◆ **TASK DETAILS**
Write out the whole listing again, exactly as given.

◆ **Records contained in a dataset**
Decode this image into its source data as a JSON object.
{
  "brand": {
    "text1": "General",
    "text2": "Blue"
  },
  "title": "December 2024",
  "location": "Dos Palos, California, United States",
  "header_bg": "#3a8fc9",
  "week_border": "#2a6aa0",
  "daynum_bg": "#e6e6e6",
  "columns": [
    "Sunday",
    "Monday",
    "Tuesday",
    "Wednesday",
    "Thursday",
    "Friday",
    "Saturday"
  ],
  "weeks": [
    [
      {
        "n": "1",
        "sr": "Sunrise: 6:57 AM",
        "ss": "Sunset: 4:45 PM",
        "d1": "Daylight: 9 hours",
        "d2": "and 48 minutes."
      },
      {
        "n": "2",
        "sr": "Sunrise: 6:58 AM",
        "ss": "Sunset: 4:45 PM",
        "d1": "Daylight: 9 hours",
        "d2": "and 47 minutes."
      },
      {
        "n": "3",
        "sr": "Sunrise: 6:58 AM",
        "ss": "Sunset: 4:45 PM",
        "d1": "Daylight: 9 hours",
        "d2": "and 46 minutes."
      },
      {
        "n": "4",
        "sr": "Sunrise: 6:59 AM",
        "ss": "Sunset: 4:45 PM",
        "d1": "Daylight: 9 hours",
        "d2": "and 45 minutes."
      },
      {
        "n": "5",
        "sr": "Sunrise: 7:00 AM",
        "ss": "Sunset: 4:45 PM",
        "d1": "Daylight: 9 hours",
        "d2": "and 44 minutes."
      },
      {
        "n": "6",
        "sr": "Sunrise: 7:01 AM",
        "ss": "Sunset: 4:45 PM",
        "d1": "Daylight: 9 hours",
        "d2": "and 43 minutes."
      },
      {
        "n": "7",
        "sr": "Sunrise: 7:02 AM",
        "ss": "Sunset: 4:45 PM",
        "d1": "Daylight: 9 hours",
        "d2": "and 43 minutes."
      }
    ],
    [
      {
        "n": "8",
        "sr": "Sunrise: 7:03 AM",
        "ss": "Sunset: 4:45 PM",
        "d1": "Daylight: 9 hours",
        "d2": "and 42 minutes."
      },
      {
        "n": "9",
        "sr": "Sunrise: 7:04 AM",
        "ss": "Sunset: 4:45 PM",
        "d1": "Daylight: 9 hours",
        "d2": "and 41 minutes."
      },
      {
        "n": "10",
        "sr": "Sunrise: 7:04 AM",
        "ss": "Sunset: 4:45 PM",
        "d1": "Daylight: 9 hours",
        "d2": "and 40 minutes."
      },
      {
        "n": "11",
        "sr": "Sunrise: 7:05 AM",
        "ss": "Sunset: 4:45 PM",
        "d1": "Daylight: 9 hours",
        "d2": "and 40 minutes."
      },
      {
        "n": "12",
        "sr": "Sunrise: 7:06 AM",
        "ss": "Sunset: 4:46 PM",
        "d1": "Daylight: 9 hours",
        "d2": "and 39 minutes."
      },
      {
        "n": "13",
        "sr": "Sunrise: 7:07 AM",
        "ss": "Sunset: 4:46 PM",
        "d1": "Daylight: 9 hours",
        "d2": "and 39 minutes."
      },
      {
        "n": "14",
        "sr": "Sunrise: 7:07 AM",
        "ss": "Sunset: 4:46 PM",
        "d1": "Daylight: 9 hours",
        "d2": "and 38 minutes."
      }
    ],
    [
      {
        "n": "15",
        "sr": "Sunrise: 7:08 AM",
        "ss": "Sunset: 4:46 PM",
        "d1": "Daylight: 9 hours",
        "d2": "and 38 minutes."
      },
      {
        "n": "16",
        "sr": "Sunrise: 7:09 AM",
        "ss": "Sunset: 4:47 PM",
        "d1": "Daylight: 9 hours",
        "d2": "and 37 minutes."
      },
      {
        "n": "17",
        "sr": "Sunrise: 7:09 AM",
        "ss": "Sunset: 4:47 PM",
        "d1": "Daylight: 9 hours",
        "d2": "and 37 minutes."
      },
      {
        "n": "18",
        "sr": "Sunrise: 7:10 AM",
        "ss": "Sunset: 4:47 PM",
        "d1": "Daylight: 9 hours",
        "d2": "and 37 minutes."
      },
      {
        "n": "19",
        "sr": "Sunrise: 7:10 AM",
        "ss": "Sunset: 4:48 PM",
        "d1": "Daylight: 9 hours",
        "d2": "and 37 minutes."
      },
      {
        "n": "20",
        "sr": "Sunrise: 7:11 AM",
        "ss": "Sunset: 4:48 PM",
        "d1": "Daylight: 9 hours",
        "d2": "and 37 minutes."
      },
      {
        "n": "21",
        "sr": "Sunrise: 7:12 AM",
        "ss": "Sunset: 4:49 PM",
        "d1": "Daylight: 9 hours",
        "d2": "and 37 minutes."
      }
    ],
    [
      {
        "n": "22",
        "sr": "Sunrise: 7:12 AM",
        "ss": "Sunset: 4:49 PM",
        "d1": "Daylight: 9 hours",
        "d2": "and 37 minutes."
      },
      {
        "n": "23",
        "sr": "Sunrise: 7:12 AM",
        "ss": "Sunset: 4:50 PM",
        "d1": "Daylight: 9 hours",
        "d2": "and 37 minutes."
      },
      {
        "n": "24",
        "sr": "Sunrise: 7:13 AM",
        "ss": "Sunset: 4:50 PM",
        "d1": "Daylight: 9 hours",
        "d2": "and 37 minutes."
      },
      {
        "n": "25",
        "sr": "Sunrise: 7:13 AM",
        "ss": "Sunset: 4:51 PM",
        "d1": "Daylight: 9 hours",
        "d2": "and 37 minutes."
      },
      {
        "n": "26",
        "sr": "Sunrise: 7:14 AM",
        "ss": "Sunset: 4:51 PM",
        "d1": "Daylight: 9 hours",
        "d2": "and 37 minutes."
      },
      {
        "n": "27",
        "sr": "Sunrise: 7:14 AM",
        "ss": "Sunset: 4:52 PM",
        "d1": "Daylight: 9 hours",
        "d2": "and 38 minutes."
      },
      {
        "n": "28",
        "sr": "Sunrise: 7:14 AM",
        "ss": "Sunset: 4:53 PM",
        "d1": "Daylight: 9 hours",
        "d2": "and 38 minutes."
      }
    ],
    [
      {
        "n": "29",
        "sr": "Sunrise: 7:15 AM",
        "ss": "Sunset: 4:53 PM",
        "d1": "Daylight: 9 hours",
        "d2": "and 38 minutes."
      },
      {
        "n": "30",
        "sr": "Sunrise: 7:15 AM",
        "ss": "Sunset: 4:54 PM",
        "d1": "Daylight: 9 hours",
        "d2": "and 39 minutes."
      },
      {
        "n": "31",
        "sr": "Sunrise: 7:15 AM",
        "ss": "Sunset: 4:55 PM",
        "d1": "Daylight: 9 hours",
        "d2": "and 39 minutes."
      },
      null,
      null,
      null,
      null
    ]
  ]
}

◆ **OUTPUT OF THE EXERCISE**
Decode this image into its source data as a JSON object.
{
  "brand": {
    "text1": "General",
    "text2": "Blue"
  },
  "title": "December 2024",
  "location": "Dos Palos, California, United States",
  "header_bg": "#3a8fc9",
  "week_border": "#2a6aa0",
  "daynum_bg": "#e6e6e6",
  "columns": [
    "Sunday",
    "Monday",
    "Tuesday",
    "Wednesday",
    "Thursday",
    "Friday",
    "Saturday"
  ],
  "weeks": [
    [
      {
        "n": "1",
        "sr": "Sunrise: 6:57 AM",
        "ss": "Sunset: 4:45 PM",
        "d1": "Daylight: 9 hours",
        "d2": "and 48 minutes."
      },
      {
        "n": "2",
        "sr": "Sunrise: 6:58 AM",
        "ss": "Sunset: 4:45 PM",
        "d1": "Daylight: 9 hours",
        "d2": "and 47 minutes."
      },
      {
        "n": "3",
        "sr": "Sunrise: 6:58 AM",
        "ss": "Sunset: 4:45 PM",
        "d1": "Daylight: 9 hours",
        "d2": "and 46 minutes."
      },
      {
        "n": "4",
        "sr": "Sunrise: 6:59 AM",
        "ss": "Sunset: 4:45 PM",
        "d1": "Daylight: 9 hours",
        "d2": "and 45 minutes."
      },
      {
        "n": "5",
        "sr": "Sunrise: 7:00 AM",
        "ss": "Sunset: 4:45 PM",
        "d1": "Daylight: 9 hours",
        "d2": "and 44 minutes."
      },
      {
        "n": "6",
        "sr": "Sunrise: 7:01 AM",
        "ss": "Sunset: 4:45 PM",
        "d1": "Daylight: 9 hours",
        "d2": "and 43 minutes."
      },
      {
        "n": "7",
        "sr": "Sunrise: 7:02 AM",
        "ss": "Sunset: 4:45 PM",
        "d1": "Daylight: 9 hours",
        "d2": "and 43 minutes."
      }
    ],
    [
      {
        "n": "8",
        "sr": "Sunrise: 7:03 AM",
        "ss": "Sunset: 4:45 PM",
        "d1": "Daylight: 9 hours",
        "d2": "and 42 minutes."
      },
      {
        "n": "9",
        "sr": "Sunrise: 7:04 AM",
        "ss": "Sunset: 4:45 PM",
        "d1": "Daylight: 9 hours",
        "d2": "and 41 minutes."
      },
      {
        "n": "10",
        "sr": "Sunrise: 7:04 AM",
        "ss": "Sunset: 4:45 PM",
        "d1": "Daylight: 9 hours",
        "d2": "and 40 minutes."
      },
      {
        "n": "11",
        "sr": "Sunrise: 7:05 AM",
        "ss": "Sunset: 4:45 PM",
        "d1": "Daylight: 9 hours",
        "d2": "and 40 minutes."
      },
      {
        "n": "12",
        "sr": "Sunrise: 7:06 AM",
        "ss": "Sunset: 4:46 PM",
        "d1": "Daylight: 9 hours",
        "d2": "and 39 minutes."
      },
      {
        "n": "13",
        "sr": "Sunrise: 7:07 AM",
        "ss": "Sunset: 4:46 PM",
        "d1": "Daylight: 9 hours",
        "d2": "and 39 minutes."
      },
      {
        "n": "14",
        "sr": "Sunrise: 7:07 AM",
        "ss": "Sunset: 4:46 PM",
        "d1": "Daylight: 9 hours",
        "d2": "and 38 minutes."
      }
    ],
    [
      {
        "n": "15",
        "sr": "Sunrise: 7:08 AM",
        "ss": "Sunset: 4:46 PM",
        "d1": "Daylight: 9 hours",
        "d2": "and 38 minutes."
      },
      {
        "n": "16",
        "sr": "Sunrise: 7:09 AM",
        "ss": "Sunset: 4:47 PM",
        "d1": "Daylight: 9 hours",
        "d2": "and 37 minutes."
      },
      {
        "n": "17",
        "sr": "Sunrise: 7:09 AM",
        "ss": "Sunset: 4:47 PM",
        "d1": "Daylight: 9 hours",
        "d2": "and 37 minutes."
      },
      {
        "n": "18",
        "sr": "Sunrise: 7:10 AM",
        "ss": "Sunset: 4:47 PM",
        "d1": "Daylight: 9 hours",
        "d2": "and 37 minutes."
      },
      {
        "n": "19",
        "sr": "Sunrise: 7:10 AM",
        "ss": "Sunset: 4:48 PM",
        "d1": "Daylight: 9 hours",
        "d2": "and 37 minutes."
      },
      {
        "n": "20",
        "sr": "Sunrise: 7:11 AM",
        "ss": "Sunset: 4:48 PM",
        "d1": "Daylight: 9 hours",
        "d2": "and 37 minutes."
      },
      {
        "n": "21",
        "sr": "Sunrise: 7:12 AM",
        "ss": "Sunset: 4:49 PM",
        "d1": "Daylight: 9 hours",
        "d2": "and 37 minutes."
      }
    ],
    [
      {
        "n": "22",
        "sr": "Sunrise: 7:12 AM",
        "ss": "Sunset: 4:49 PM",
        "d1": "Daylight: 9 hours",
        "d2": "and 37 minutes."
      },
      {
        "n": "23",
        "sr": "Sunrise: 7:12 AM",
        "ss": "Sunset: 4:50 PM",
        "d1": "Daylight: 9 hours",
        "d2": "and 37 minutes."
      },
      {
        "n": "24",
        "sr": "Sunrise: 7:13 AM",
        "ss": "Sunset: 4:50 PM",
        "d1": "Daylight: 9 hours",
        "d2": "and 37 minutes."
      },
      {
        "n": "25",
        "sr": "Sunrise: 7:13 AM",
        "ss": "Sunset: 4:51 PM",
        "d1": "Daylight: 9 hours",
        "d2": "and 37 minutes."
      },
      {
        "n": "26",
        "sr": "Sunrise: 7:14 AM",
        "ss": "Sunset: 4:51 PM",
        "d1": "Daylight: 9 hours",
        "d2": "and 37 minutes."
      },
      {
        "n": "27",
        "sr": "Sunrise: 7:14 AM",
        "ss": "Sunset: 4:52 PM",
        "d1": "Daylight: 9 hours",
        "d2": "and 38 minutes."
      },
      {
        "n": "28",
        "sr": "Sunrise: 7:14 AM",
        "ss": "Sunset: 4:53 PM",
        "d1": "Daylight: 9 hours",
        "d2": "and 38 minutes."
      }
    ],
    [
      {
        "n": "29",
        "sr": "Sunrise: 7:15 AM",
        "ss": "Sunset: 4:53 PM",
        "d1": "Daylight: 9 hours",
        "d2": "and 38 minutes."
      },
      {
        "n": "30",
        "sr": "Sunrise: 7:15 AM",
        "ss": "Sunset: 4:54 PM",
        "d1": "Daylight: 9 hours",
        "d2": "and 39 minutes."
      },
      {
        "n": "31",
        "sr": "Sunrise: 7:15 AM",
        "ss": "Sunset: 4:55 PM",
        "d1": "Daylight: 9 hours",
        "d2": "and 39 minutes."
      },
      null,
      null,
      null,
      null
    ]
  ]
}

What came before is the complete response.